## BEGIN
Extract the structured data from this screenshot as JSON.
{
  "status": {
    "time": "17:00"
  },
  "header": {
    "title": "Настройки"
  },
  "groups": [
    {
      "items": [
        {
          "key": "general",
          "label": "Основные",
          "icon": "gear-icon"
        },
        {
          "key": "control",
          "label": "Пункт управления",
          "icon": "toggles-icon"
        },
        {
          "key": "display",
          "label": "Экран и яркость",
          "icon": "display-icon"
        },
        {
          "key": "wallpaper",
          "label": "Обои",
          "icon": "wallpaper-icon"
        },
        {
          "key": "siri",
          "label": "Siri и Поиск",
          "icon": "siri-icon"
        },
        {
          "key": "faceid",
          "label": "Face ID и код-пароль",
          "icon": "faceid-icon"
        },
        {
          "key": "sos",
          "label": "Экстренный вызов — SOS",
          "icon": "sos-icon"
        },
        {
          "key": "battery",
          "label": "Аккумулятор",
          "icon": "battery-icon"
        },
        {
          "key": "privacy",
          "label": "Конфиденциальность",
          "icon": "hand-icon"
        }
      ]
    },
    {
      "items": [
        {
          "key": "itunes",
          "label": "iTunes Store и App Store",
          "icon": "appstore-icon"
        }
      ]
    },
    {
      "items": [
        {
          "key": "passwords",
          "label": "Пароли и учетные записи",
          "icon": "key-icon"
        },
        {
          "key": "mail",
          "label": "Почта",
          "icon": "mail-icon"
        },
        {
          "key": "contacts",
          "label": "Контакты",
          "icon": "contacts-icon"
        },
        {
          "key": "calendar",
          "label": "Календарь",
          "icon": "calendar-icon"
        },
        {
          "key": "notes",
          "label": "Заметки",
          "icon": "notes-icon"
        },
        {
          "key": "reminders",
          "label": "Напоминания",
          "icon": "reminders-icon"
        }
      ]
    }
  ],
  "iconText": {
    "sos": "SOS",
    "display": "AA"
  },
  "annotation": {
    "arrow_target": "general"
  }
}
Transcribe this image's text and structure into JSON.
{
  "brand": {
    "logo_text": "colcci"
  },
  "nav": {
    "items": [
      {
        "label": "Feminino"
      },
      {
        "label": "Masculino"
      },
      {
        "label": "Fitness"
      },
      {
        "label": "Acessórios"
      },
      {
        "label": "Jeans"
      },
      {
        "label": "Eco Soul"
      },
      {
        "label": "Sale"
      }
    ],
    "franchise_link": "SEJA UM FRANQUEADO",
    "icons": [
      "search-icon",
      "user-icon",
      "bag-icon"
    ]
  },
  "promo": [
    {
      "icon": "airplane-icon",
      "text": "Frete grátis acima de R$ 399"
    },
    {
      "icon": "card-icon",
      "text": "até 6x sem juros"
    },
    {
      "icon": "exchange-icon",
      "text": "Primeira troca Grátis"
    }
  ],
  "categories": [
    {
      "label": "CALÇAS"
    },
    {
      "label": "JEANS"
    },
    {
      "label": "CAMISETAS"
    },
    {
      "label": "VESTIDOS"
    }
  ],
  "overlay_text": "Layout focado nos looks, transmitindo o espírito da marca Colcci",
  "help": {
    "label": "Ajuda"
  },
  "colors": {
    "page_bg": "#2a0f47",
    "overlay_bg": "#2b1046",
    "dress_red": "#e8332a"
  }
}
## END
§ What is required
Each entry above needs to be retyped exactly.

§ Solution to the problem
Extract the structured data from this screenshot as JSON.
{
  "status": {
    "time": "17:00"
  },
  "header": {
    "title": "Настройки"
  },
  "groups": [
    {
      "items": [
        {
          "key": "general",
          "label": "Основные",
          "icon": "gear-icon"
        },
        {
          "key": "control",
          "label": "Пункт управления",
          "icon": "toggles-icon"
        },
        {
          "key": "display",
          "label": "Экран и яркость",
          "icon": "display-icon"
        },
        {
          "key": "wallpaper",
          "label": "Обои",
          "icon": "wallpaper-icon"
        },
        {
          "key": "siri",
          "label": "Siri и Поиск",
          "icon": "siri-icon"
        },
        {
          "key": "faceid",
          "label": "Face ID и код-пароль",
          "icon": "faceid-icon"
        },
        {
          "key": "sos",
          "label": "Экстренный вызов — SOS",
          "icon": "sos-icon"
        },
        {
          "key": "battery",
          "label": "Аккумулятор",
          "icon": "battery-icon"
        },
        {
          "key": "privacy",
          "label": "Конфиденциальность",
          "icon": "hand-icon"
        }
      ]
    },
    {
      "items": [
        {
          "key": "itunes",
          "label": "iTunes Store и App Store",
          "icon": "appstore-icon"
        }
      ]
    },
    {
      "items": [
        {
          "key": "passwords",
          "label": "Пароли и учетные записи",
          "icon": "key-icon"
        },
        {
          "key": "mail",
          "label": "Почта",
          "icon": "mail-icon"
        },
        {
          "key": "contacts",
          "label": "Контакты",
          "icon": "contacts-icon"
        },
        {
          "key": "calendar",
          "label": "Календарь",
          "icon": "calendar-icon"
        },
        {
          "key": "notes",
          "label": "Заметки",
          "icon": "notes-icon"
        },
        {
          "key": "reminders",
          "label": "Напоминания",
          "icon": "reminders-icon"
        }
      ]
    }
  ],
  "iconText": {
    "sos": "SOS",
    "display": "AA"
  },
  "annotation": {
    "arrow_target": "general"
  }
}
Transcribe this image's text and structure into JSON.
{
  "brand": {
    "logo_text": "colcci"
  },
  "nav": {
    "items": [
      {
        "label": "Feminino"
      },
      {
        "label": "Masculino"
      },
      {
        "label": "Fitness"
      },
      {
        "label": "Acessórios"
      },
      {
        "label": "Jeans"
      },
      {
        "label": "Eco Soul"
      },
      {
        "label": "Sale"
      }
    ],
    "franchise_link": "SEJA UM FRANQUEADO",
    "icons": [
      "search-icon",
      "user-icon",
      "bag-icon"
    ]
  },
  "promo": [
    {
      "icon": "airplane-icon",
      "text": "Frete grátis acima de R$ 399"
    },
    {
      "icon": "card-icon",
      "text": "até 6x sem juros"
    },
    {
      "icon": "exchange-icon",
      "text": "Primeira troca Grátis"
    }
  ],
  "categories": [
    {
      "label": "CALÇAS"
    },
    {
      "label": "JEANS"
    },
    {
      "label": "CAMISETAS"
    },
    {
      "label": "VESTIDOS"
    }
  ],
  "overlay_text": "Layout focado nos looks, transmitindo o espírito da marca Colcci",
  "help": {
    "label": "Ajuda"
  },
  "colors": {
    "page_bg": "#2a0f47",
    "overlay_bg": "#2b1046",
    "dress_red": "#e8332a"
  }
}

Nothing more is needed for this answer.